Write out the material again exactly, please, and omit the pictures.

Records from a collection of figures
————

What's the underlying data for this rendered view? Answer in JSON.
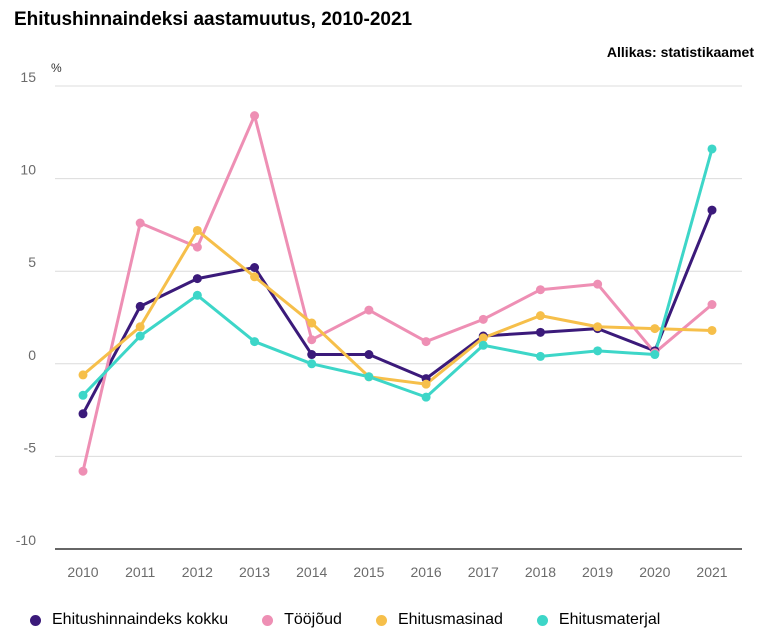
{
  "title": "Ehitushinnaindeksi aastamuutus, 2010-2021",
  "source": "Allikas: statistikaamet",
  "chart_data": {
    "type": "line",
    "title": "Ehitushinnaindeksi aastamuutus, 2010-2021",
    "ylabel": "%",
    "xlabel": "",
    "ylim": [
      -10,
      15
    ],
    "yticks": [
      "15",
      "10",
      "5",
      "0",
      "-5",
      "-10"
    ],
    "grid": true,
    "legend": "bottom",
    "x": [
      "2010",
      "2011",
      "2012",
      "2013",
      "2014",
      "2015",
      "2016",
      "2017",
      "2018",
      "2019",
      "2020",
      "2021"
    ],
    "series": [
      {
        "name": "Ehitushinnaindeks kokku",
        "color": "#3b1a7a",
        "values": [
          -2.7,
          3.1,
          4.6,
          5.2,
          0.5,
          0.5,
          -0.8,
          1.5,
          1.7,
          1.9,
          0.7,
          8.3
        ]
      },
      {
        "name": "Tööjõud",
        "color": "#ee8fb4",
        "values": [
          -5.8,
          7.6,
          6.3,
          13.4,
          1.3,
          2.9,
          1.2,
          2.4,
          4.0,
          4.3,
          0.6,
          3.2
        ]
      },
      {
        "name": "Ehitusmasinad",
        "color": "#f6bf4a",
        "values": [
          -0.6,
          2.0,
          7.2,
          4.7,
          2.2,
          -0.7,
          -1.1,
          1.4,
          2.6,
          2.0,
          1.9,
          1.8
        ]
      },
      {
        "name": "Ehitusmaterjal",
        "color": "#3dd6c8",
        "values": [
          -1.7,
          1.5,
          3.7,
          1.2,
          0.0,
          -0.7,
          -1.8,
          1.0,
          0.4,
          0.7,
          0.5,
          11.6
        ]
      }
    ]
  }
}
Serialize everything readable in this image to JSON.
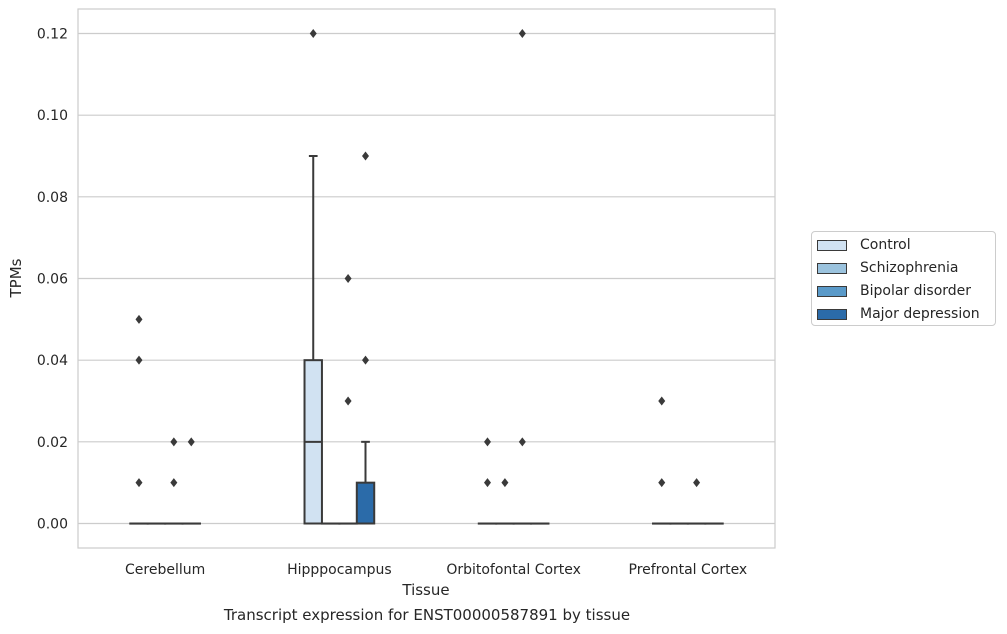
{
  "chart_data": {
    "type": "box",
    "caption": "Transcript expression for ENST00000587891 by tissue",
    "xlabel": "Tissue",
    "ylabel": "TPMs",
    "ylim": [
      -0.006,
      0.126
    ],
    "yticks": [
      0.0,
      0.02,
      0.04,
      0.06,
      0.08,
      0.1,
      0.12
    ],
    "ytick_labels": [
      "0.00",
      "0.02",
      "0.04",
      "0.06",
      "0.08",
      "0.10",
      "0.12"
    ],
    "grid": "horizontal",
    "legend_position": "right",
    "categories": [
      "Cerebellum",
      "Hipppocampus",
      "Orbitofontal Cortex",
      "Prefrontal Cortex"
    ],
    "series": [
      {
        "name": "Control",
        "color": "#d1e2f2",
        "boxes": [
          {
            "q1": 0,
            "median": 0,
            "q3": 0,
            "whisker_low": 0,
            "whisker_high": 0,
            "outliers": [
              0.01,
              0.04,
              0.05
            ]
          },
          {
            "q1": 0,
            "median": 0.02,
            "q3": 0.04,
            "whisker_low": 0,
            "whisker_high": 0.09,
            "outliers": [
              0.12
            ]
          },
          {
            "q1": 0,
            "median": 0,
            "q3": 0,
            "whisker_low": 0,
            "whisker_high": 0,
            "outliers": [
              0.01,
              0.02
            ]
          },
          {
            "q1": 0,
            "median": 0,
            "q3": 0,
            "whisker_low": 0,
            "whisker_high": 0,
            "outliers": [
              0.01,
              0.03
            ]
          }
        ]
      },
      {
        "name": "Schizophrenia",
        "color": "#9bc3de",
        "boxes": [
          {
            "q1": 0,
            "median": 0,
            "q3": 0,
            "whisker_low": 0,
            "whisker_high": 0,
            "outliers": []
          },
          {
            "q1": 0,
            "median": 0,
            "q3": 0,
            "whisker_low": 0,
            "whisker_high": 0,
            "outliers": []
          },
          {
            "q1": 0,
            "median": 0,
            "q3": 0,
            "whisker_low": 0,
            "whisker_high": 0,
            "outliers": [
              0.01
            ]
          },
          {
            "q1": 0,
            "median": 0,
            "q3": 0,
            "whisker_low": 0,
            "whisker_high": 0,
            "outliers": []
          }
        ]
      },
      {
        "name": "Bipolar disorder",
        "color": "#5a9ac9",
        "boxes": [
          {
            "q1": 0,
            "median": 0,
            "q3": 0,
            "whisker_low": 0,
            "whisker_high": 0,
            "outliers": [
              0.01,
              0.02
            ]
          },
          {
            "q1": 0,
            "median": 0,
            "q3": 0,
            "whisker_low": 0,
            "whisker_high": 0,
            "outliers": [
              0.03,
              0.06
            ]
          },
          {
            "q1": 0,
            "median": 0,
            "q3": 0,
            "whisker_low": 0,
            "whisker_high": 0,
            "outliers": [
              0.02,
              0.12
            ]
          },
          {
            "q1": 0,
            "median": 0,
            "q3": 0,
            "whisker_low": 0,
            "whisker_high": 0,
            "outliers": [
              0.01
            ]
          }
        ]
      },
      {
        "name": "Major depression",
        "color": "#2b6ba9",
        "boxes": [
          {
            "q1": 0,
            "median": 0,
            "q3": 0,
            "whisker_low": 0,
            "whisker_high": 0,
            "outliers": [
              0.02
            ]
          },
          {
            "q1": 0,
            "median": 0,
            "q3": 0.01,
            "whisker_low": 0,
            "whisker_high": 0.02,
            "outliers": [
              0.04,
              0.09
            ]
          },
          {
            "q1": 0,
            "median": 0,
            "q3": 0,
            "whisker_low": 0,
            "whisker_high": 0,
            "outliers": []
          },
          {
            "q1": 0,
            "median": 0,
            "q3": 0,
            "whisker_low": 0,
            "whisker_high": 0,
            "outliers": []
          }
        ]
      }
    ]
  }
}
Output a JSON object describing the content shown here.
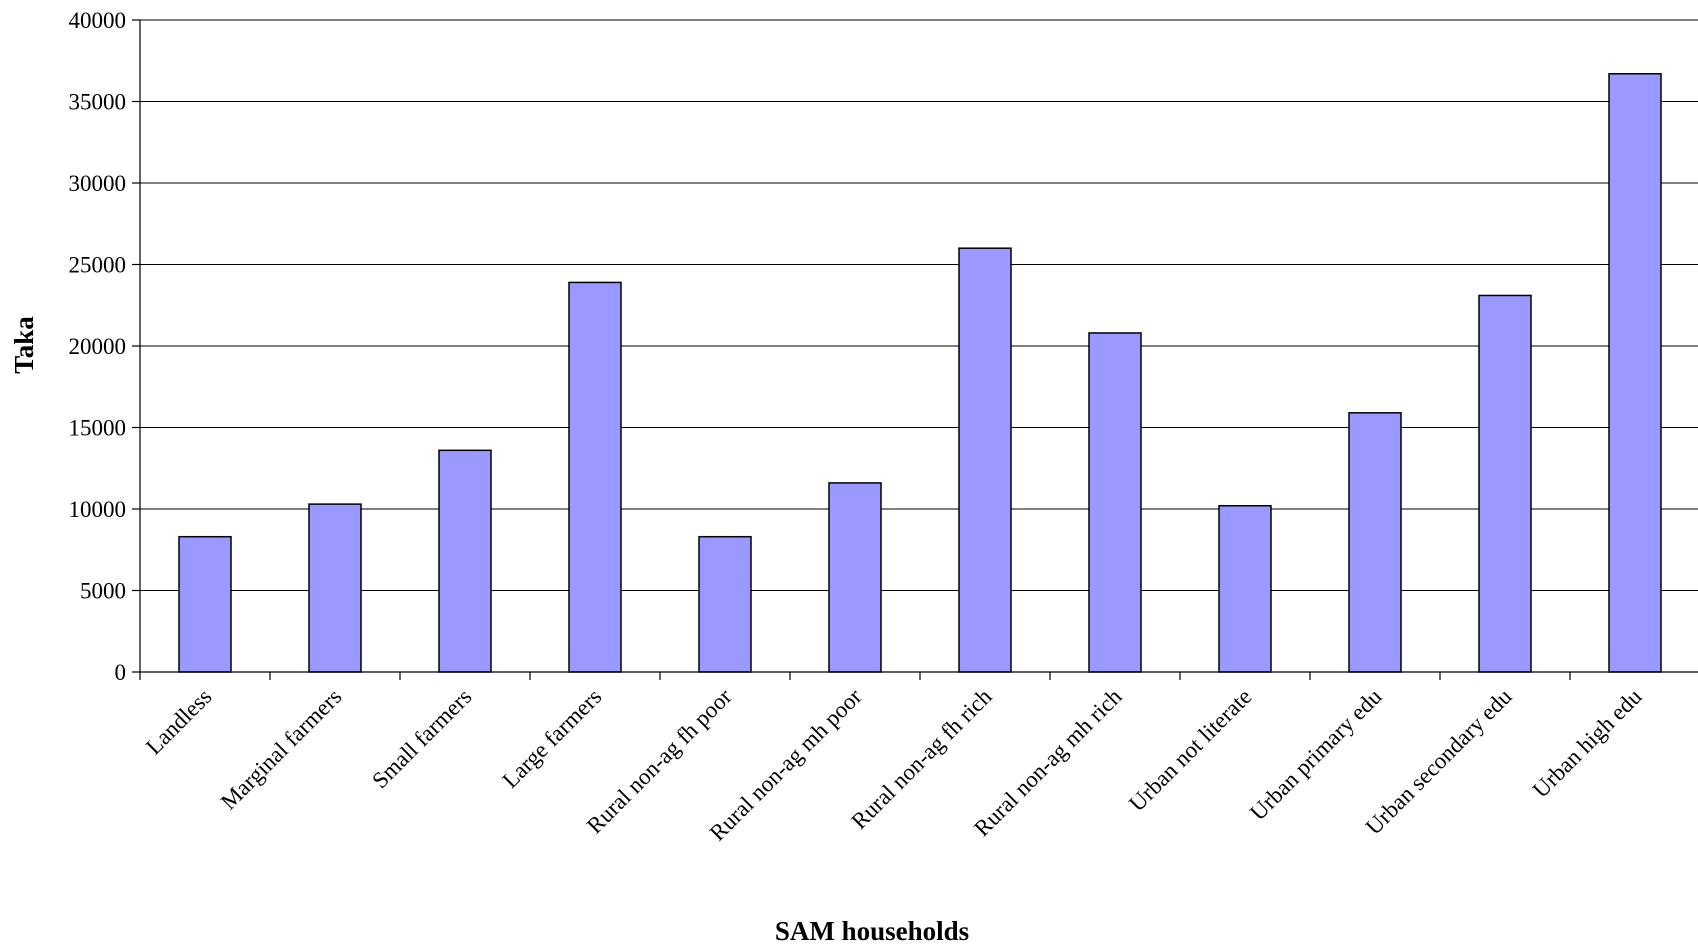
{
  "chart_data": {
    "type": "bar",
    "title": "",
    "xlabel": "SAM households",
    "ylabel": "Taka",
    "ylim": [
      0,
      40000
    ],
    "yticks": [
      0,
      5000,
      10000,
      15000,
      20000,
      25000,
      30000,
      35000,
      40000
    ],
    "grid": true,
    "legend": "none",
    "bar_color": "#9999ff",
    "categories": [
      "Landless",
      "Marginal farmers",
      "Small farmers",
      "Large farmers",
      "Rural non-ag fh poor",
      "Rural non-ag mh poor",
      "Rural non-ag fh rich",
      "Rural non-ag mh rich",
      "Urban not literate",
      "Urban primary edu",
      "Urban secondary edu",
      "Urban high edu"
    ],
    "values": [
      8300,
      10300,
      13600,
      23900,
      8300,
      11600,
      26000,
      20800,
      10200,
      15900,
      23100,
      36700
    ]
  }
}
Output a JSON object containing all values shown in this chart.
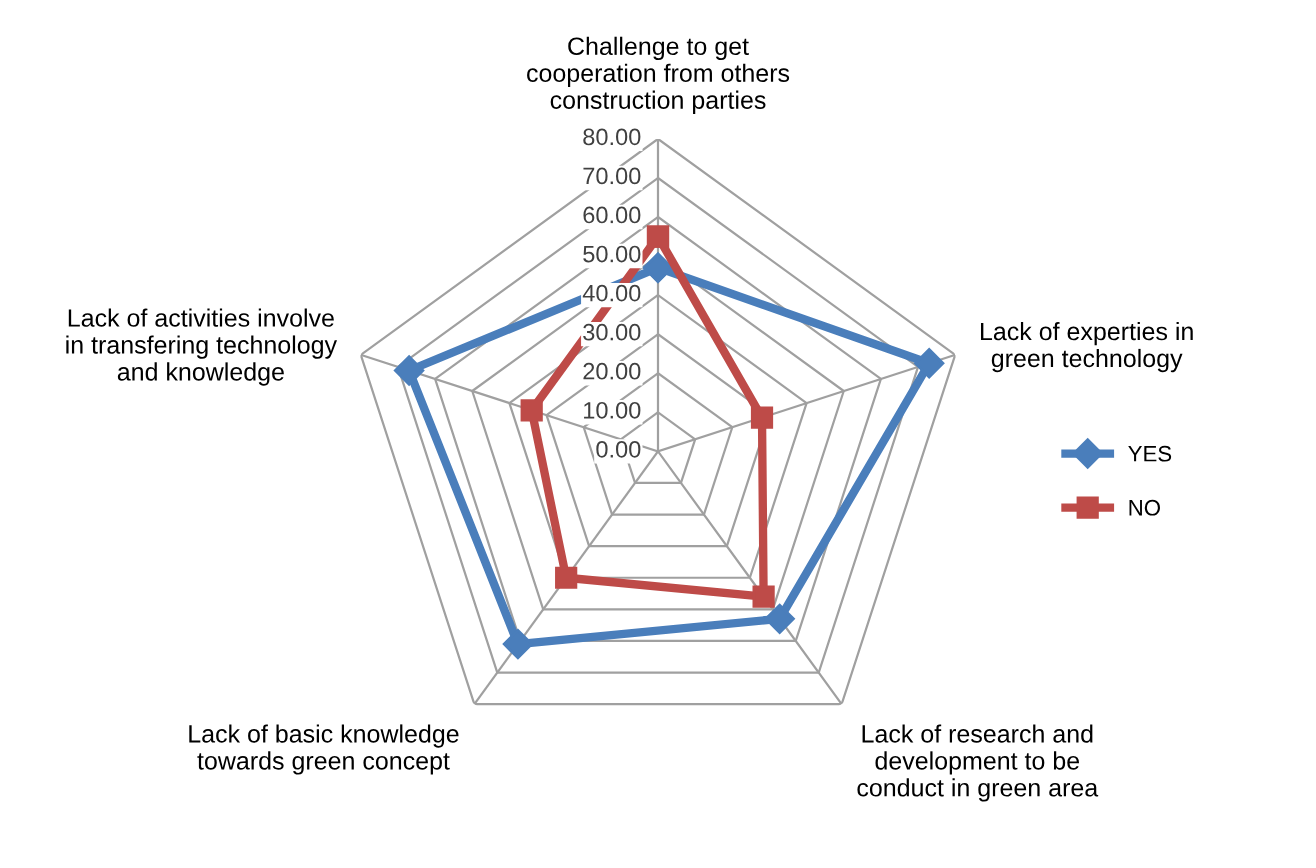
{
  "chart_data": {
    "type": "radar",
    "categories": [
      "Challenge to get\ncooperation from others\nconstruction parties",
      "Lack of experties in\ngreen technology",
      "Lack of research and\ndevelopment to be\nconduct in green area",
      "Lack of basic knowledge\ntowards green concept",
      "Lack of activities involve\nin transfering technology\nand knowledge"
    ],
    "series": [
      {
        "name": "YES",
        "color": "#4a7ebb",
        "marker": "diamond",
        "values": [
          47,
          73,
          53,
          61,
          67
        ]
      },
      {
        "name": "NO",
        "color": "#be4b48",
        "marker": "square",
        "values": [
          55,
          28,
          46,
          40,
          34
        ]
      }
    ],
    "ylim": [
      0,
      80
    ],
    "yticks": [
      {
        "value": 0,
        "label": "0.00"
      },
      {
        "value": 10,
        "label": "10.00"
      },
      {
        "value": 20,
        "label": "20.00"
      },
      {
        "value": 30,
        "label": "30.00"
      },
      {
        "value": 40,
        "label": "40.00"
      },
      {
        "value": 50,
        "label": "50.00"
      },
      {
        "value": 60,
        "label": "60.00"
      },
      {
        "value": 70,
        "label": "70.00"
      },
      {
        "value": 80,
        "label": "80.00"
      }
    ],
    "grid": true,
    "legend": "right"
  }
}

————

▸ **ANSWER BELOW**:
What's the underlying data for this rendered view? Answer in JSON.
{
  "title": "Ehitushinnaindeksi aastamuutus, 2010-2021",
  "source": "Allikas: statistikaamet",
  "chart_data": {
    "type": "line",
    "title": "Ehitushinnaindeksi aastamuutus, 2010-2021",
    "ylabel": "%",
    "xlabel": "",
    "ylim": [
      -10,
      15
    ],
    "yticks": [
      "15",
      "10",
      "5",
      "0",
      "-5",
      "-10"
    ],
    "grid": true,
    "legend": "bottom",
    "x": [
      "2010",
      "2011",
      "2012",
      "2013",
      "2014",
      "2015",
      "2016",
      "2017",
      "2018",
      "2019",
      "2020",
      "2021"
    ],
    "series": [
      {
        "name": "Ehitushinnaindeks kokku",
        "color": "#3b1a7a",
        "values": [
          -2.7,
          3.1,
          4.6,
          5.2,
          0.5,
          0.5,
          -0.8,
          1.5,
          1.7,
          1.9,
          0.7,
          8.3
        ]
      },
      {
        "name": "Tööjõud",
        "color": "#ee8fb4",
        "values": [
          -5.8,
          7.6,
          6.3,
          13.4,
          1.3,
          2.9,
          1.2,
          2.4,
          4.0,
          4.3,
          0.6,
          3.2
        ]
      },
      {
        "name": "Ehitusmasinad",
        "color": "#f6bf4a",
        "values": [
          -0.6,
          2.0,
          7.2,
          4.7,
          2.2,
          -0.7,
          -1.1,
          1.4,
          2.6,
          2.0,
          1.9,
          1.8
        ]
      },
      {
        "name": "Ehitusmaterjal",
        "color": "#3dd6c8",
        "values": [
          -1.7,
          1.5,
          3.7,
          1.2,
          0.0,
          -0.7,
          -1.8,
          1.0,
          0.4,
          0.7,
          0.5,
          11.6
        ]
      }
    ]
  }
}
Serialize everything readable in this image to JSON.
{
  "chart_data": {
    "type": "box",
    "caption": "Transcript expression for ENST00000587891 by tissue",
    "xlabel": "Tissue",
    "ylabel": "TPMs",
    "ylim": [
      -0.006,
      0.126
    ],
    "yticks": [
      0.0,
      0.02,
      0.04,
      0.06,
      0.08,
      0.1,
      0.12
    ],
    "ytick_labels": [
      "0.00",
      "0.02",
      "0.04",
      "0.06",
      "0.08",
      "0.10",
      "0.12"
    ],
    "grid": "horizontal",
    "legend_position": "right",
    "categories": [
      "Cerebellum",
      "Hipppocampus",
      "Orbitofontal Cortex",
      "Prefrontal Cortex"
    ],
    "series": [
      {
        "name": "Control",
        "color": "#d1e2f2",
        "boxes": [
          {
            "q1": 0,
            "median": 0,
            "q3": 0,
            "whisker_low": 0,
            "whisker_high": 0,
            "outliers": [
              0.01,
              0.04,
              0.05
            ]
          },
          {
            "q1": 0,
            "median": 0.02,
            "q3": 0.04,
            "whisker_low": 0,
            "whisker_high": 0.09,
            "outliers": [
              0.12
            ]
          },
          {
            "q1": 0,
            "median": 0,
            "q3": 0,
            "whisker_low": 0,
            "whisker_high": 0,
            "outliers": [
              0.01,
              0.02
            ]
          },
          {
            "q1": 0,
            "median": 0,
            "q3": 0,
            "whisker_low": 0,
            "whisker_high": 0,
            "outliers": [
              0.01,
              0.03
            ]
          }
        ]
      },
      {
        "name": "Schizophrenia",
        "color": "#9bc3de",
        "boxes": [
          {
            "q1": 0,
            "median": 0,
            "q3": 0,
            "whisker_low": 0,
            "whisker_high": 0,
            "outliers": []
          },
          {
            "q1": 0,
            "median": 0,
            "q3": 0,
            "whisker_low": 0,
            "whisker_high": 0,
            "outliers": []
          },
          {
            "q1": 0,
            "median": 0,
            "q3": 0,
            "whisker_low": 0,
            "whisker_high": 0,
            "outliers": [
              0.01
            ]
          },
          {
            "q1": 0,
            "median": 0,
            "q3": 0,
            "whisker_low": 0,
            "whisker_high": 0,
            "outliers": []
          }
        ]
      },
      {
        "name": "Bipolar disorder",
        "color": "#5a9ac9",
        "boxes": [
          {
            "q1": 0,
            "median": 0,
            "q3": 0,
            "whisker_low": 0,
            "whisker_high": 0,
            "outliers": [
              0.01,
              0.02
            ]
          },
          {
            "q1": 0,
            "median": 0,
            "q3": 0,
            "whisker_low": 0,
            "whisker_high": 0,
            "outliers": [
              0.03,
              0.06
            ]
          },
          {
            "q1": 0,
            "median": 0,
            "q3": 0,
            "whisker_low": 0,
            "whisker_high": 0,
            "outliers": [
              0.02,
              0.12
            ]
          },
          {
            "q1": 0,
            "median": 0,
            "q3": 0,
            "whisker_low": 0,
            "whisker_high": 0,
            "outliers": [
              0.01
            ]
          }
        ]
      },
      {
        "name": "Major depression",
        "color": "#2b6ba9",
        "boxes": [
          {
            "q1": 0,
            "median": 0,
            "q3": 0,
            "whisker_low": 0,
            "whisker_high": 0,
            "outliers": [
              0.02
            ]
          },
          {
            "q1": 0,
            "median": 0,
            "q3": 0.01,
            "whisker_low": 0,
            "whisker_high": 0.02,
            "outliers": [
              0.04,
              0.09
            ]
          },
          {
            "q1": 0,
            "median": 0,
            "q3": 0,
            "whisker_low": 0,
            "whisker_high": 0,
            "outliers": []
          },
          {
            "q1": 0,
            "median": 0,
            "q3": 0,
            "whisker_low": 0,
            "whisker_high": 0,
            "outliers": []
          }
        ]
      }
    ]
  }
}
Output a JSON object describing the content shown here.
{
  "chart_data": {
    "type": "bar",
    "title": "",
    "xlabel": "SAM households",
    "ylabel": "Taka",
    "ylim": [
      0,
      40000
    ],
    "yticks": [
      0,
      5000,
      10000,
      15000,
      20000,
      25000,
      30000,
      35000,
      40000
    ],
    "grid": true,
    "legend": "none",
    "bar_color": "#9999ff",
    "categories": [
      "Landless",
      "Marginal farmers",
      "Small farmers",
      "Large farmers",
      "Rural non-ag fh poor",
      "Rural non-ag mh poor",
      "Rural non-ag fh rich",
      "Rural non-ag mh rich",
      "Urban not literate",
      "Urban primary edu",
      "Urban secondary edu",
      "Urban high edu"
    ],
    "values": [
      8300,
      10300,
      13600,
      23900,
      8300,
      11600,
      26000,
      20800,
      10200,
      15900,
      23100,
      36700
    ]
  }
}
Output a JSON object containing all values shown in this chart.
{
  "chart_data": {
    "type": "radar",
    "categories": [
      "Challenge to get\ncooperation from others\nconstruction parties",
      "Lack of experties in\ngreen technology",
      "Lack of research and\ndevelopment to be\nconduct in green area",
      "Lack of basic knowledge\ntowards green concept",
      "Lack of activities involve\nin transfering technology\nand knowledge"
    ],
    "series": [
      {
        "name": "YES",
        "color": "#4a7ebb",
        "marker": "diamond",
        "values": [
          47,
          73,
          53,
          61,
          67
        ]
      },
      {
        "name": "NO",
        "color": "#be4b48",
        "marker": "square",
        "values": [
          55,
          28,
          46,
          40,
          34
        ]
      }
    ],
    "ylim": [
      0,
      80
    ],
    "yticks": [
      {
        "value": 0,
        "label": "0.00"
      },
      {
        "value": 10,
        "label": "10.00"
      },
      {
        "value": 20,
        "label": "20.00"
      },
      {
        "value": 30,
        "label": "30.00"
      },
      {
        "value": 40,
        "label": "40.00"
      },
      {
        "value": 50,
        "label": "50.00"
      },
      {
        "value": 60,
        "label": "60.00"
      },
      {
        "value": 70,
        "label": "70.00"
      },
      {
        "value": 80,
        "label": "80.00"
      }
    ],
    "grid": true,
    "legend": "right"
  }
}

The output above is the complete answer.